What standards must a research project or programme meet in order to be considered Open?
- obvious: Open Access publication
- equally crucial: Open Data, that is, raw data as freely available (including machine access) as OA text
- probably indispensable: Open Licensing so as to avoid confusion as to what is truly available and for what purposes; as per Peters Suber and Murray-Rust, this must be
- Open Semantics: perhaps none of this will be much good without metadata and standards to allow interoperability and free flow of information
- desirable: Free/Open Source Software
- David Wiley: “four Rs” of Open Content (cf. Stallman’s four fundamental freedoms for software):
- Reuse – Use the work verbatim, just exactly as you found it
- Rework – Alter or transform the work so that it better meets your needs
- Remix – Combine the (verbatim or altered) work with other works to better meet your needs
- Redistribute – Share the verbatim work, the reworked work, or the remixed work with others
- OKF definition of Open Knowledge
PMR: This is really useful. I can’t think of significant alterations. No-one is suggesting that science is altruistic – it can be hard and cruel as well as beautiful. And science doesn’t care who wins, but knows that the more who play by the rules the greater the progress and enlightenment.
Open availability of tools, methods, specimens, results, recipes, codes, data, etc. MUST enhance science. Not providing them simply impoverishes the field and provides personal gain at the expense of the rest. Scientists are people and they want to succeed personally.
I am very fortunate that the scientists I have known and who have acted as my mentors have been fantastic people. They have nurtured younger scientists, built a sense of community, fostered international science, cared about the human race. That is not a necessary part of science, but it is sufficiently common that it is worth striving for even if, occasionally, it leads to a non-optimal decision in the prisoner’s dilemma.

● Direction 1
List the four Rs of Open Content that the notes on open research attribute to David Wiley.
The records that come next have no connection to the notes on open research; the two come from different sources.

● Records for the exercise

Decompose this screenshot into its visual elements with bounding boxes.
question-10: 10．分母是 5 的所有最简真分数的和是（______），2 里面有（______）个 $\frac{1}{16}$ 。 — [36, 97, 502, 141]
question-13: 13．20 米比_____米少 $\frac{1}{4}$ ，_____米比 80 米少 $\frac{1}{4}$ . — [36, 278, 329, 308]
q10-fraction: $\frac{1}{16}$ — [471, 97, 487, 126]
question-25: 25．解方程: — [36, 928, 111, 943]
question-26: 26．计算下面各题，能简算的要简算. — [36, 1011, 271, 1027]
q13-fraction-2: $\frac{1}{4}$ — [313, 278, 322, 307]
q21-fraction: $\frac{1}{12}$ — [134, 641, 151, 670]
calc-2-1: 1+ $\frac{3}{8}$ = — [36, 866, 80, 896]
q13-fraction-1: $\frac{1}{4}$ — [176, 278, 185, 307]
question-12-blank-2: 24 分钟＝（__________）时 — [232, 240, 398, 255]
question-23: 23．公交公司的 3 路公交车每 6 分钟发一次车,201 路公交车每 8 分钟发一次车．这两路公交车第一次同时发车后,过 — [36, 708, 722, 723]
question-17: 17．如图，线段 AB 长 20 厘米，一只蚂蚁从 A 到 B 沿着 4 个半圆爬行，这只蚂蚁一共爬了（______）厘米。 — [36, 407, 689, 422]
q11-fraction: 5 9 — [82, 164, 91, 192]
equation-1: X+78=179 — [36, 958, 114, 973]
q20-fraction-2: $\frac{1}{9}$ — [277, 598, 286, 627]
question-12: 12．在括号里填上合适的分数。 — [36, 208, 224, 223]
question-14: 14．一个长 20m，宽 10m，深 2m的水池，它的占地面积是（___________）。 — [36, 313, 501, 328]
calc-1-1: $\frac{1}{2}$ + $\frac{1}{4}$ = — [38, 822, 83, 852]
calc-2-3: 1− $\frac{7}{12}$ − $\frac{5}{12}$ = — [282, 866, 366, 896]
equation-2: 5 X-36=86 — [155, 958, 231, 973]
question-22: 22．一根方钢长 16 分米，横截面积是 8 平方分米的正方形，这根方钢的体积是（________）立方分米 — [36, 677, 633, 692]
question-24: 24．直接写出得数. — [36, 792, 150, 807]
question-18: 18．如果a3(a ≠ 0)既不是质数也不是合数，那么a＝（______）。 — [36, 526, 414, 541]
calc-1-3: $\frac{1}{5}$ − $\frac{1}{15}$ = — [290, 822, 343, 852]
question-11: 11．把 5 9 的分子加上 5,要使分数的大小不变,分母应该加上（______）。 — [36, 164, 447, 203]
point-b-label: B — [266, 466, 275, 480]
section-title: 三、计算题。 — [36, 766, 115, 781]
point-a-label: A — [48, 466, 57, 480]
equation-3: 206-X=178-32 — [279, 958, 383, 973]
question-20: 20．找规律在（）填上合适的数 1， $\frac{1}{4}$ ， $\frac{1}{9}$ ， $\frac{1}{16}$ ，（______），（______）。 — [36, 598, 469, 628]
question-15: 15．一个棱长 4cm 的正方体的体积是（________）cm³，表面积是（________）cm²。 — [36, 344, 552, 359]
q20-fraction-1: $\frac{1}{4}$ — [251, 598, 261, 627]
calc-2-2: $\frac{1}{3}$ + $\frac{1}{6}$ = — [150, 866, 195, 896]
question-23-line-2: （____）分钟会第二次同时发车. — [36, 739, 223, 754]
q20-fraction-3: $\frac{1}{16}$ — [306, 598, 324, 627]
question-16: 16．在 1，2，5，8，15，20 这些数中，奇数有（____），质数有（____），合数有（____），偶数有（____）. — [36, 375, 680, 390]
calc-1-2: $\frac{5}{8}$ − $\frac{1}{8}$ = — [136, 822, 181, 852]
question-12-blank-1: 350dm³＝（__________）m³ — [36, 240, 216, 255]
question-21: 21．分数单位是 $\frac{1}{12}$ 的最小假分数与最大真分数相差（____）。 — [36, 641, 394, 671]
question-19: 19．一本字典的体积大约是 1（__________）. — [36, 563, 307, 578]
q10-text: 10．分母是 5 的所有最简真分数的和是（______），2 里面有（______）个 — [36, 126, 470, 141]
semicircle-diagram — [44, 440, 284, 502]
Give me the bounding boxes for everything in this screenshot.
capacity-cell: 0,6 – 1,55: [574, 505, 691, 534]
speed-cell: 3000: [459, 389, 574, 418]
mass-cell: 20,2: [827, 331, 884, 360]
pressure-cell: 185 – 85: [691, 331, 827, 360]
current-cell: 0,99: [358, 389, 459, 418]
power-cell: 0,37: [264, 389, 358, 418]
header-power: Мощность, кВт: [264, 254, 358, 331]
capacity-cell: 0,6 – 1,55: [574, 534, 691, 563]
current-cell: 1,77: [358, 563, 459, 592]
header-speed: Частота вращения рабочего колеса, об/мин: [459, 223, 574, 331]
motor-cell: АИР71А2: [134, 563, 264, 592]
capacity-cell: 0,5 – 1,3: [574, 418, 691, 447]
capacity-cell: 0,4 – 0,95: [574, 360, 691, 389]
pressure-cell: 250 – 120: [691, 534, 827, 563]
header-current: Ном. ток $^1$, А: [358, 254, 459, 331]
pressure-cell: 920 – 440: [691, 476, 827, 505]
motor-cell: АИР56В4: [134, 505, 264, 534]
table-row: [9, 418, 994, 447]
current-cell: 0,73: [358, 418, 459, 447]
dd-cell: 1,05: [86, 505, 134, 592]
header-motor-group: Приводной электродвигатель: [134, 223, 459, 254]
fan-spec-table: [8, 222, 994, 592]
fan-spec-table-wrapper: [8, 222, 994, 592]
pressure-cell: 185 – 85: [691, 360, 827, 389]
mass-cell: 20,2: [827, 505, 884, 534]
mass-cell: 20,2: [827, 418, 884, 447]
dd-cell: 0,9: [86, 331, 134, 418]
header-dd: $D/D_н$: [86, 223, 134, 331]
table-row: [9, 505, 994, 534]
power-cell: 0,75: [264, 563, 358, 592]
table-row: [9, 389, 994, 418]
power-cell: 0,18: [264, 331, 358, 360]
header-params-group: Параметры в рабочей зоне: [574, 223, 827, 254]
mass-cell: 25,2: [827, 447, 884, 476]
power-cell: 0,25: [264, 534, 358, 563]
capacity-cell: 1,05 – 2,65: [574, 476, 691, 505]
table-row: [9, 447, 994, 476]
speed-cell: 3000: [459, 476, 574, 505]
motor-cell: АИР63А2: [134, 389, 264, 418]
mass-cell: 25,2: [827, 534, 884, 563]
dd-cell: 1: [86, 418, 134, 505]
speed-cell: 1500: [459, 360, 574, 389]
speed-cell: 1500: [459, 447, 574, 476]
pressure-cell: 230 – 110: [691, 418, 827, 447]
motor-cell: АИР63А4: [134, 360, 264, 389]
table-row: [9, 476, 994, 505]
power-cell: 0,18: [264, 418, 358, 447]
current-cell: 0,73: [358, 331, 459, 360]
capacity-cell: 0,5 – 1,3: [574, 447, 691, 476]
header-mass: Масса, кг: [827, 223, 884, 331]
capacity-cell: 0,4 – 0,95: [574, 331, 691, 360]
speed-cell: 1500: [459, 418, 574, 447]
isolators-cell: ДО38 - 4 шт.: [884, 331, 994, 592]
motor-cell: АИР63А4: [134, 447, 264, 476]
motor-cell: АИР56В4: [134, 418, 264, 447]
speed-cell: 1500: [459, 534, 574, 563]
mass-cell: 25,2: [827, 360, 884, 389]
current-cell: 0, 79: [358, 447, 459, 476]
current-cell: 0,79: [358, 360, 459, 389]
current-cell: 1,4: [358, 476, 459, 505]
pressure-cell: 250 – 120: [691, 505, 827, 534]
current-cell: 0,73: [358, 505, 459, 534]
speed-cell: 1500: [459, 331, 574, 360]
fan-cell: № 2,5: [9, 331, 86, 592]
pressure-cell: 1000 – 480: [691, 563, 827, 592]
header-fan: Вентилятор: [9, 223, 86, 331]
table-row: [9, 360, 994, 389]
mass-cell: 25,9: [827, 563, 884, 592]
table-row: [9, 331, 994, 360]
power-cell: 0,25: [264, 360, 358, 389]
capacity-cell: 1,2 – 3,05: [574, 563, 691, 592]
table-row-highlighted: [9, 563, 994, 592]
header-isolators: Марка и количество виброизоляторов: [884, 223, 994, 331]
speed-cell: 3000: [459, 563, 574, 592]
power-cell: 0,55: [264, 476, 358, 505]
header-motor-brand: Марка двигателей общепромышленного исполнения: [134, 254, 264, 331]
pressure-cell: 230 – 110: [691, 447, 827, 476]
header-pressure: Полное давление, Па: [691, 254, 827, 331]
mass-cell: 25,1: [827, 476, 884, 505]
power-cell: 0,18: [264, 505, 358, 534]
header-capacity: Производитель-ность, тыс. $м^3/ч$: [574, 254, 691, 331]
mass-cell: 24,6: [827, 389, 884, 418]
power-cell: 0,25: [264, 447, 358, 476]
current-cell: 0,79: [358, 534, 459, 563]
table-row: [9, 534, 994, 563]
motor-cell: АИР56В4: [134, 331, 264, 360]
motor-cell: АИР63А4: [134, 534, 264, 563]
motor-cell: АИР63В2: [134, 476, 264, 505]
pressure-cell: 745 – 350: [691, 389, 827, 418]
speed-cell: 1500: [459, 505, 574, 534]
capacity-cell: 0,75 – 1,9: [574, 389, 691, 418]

● Direction 2
Lay out the lines of the records, from the first line through the line holding "question-24: 24．直接写出得数. — [36, 792, 150, 807]" (both included), as a JSON list of strings with one string per line and blank lines left out.

● Complete output 1
Reuse, Rework, Remix, Redistribute

● Complete output 2
[
  "Decompose this screenshot into its visual elements with bounding boxes.",
  "question-10: 10．分母是 5 的所有最简真分数的和是（______），2 里面有（______）个 $\\frac{1}{16}$ 。 — [36, 97, 502, 141]",
  "question-13: 13．20 米比_____米少 $\\frac{1}{4}$ ，_____米比 80 米少 $\\frac{1}{4}$ . — [36, 278, 329, 308]",
  "q10-fraction: $\\frac{1}{16}$ — [471, 97, 487, 126]",
  "question-25: 25．解方程: — [36, 928, 111, 943]",
  "question-26: 26．计算下面各题，能简算的要简算. — [36, 1011, 271, 1027]",
  "q13-fraction-2: $\\frac{1}{4}$ — [313, 278, 322, 307]",
  "q21-fraction: $\\frac{1}{12}$ — [134, 641, 151, 670]",
  "calc-2-1: 1+ $\\frac{3}{8}$ = — [36, 866, 80, 896]",
  "q13-fraction-1: $\\frac{1}{4}$ — [176, 278, 185, 307]",
  "question-12-blank-2: 24 分钟＝（__________）时 — [232, 240, 398, 255]",
  "question-23: 23．公交公司的 3 路公交车每 6 分钟发一次车,201 路公交车每 8 分钟发一次车．这两路公交车第一次同时发车后,过 — [36, 708, 722, 723]",
  "question-17: 17．如图，线段 AB 长 20 厘米，一只蚂蚁从 A 到 B 沿着 4 个半圆爬行，这只蚂蚁一共爬了（______）厘米。 — [36, 407, 689, 422]",
  "q11-fraction: 5 9 — [82, 164, 91, 192]",
  "equation-1: X+78=179 — [36, 958, 114, 973]",
  "q20-fraction-2: $\\frac{1}{9}$ — [277, 598, 286, 627]",
  "question-12: 12．在括号里填上合适的分数。 — [36, 208, 224, 223]",
  "question-14: 14．一个长 20m，宽 10m，深 2m的水池，它的占地面积是（___________）。 — [36, 313, 501, 328]",
  "calc-1-1: $\\frac{1}{2}$ + $\\frac{1}{4}$ = — [38, 822, 83, 852]",
  "calc-2-3: 1− $\\frac{7}{12}$ − $\\frac{5}{12}$ = — [282, 866, 366, 896]",
  "equation-2: 5 X-36=86 — [155, 958, 231, 973]",
  "question-22: 22．一根方钢长 16 分米，横截面积是 8 平方分米的正方形，这根方钢的体积是（________）立方分米 — [36, 677, 633, 692]",
  "question-24: 24．直接写出得数. — [36, 792, 150, 807]"
]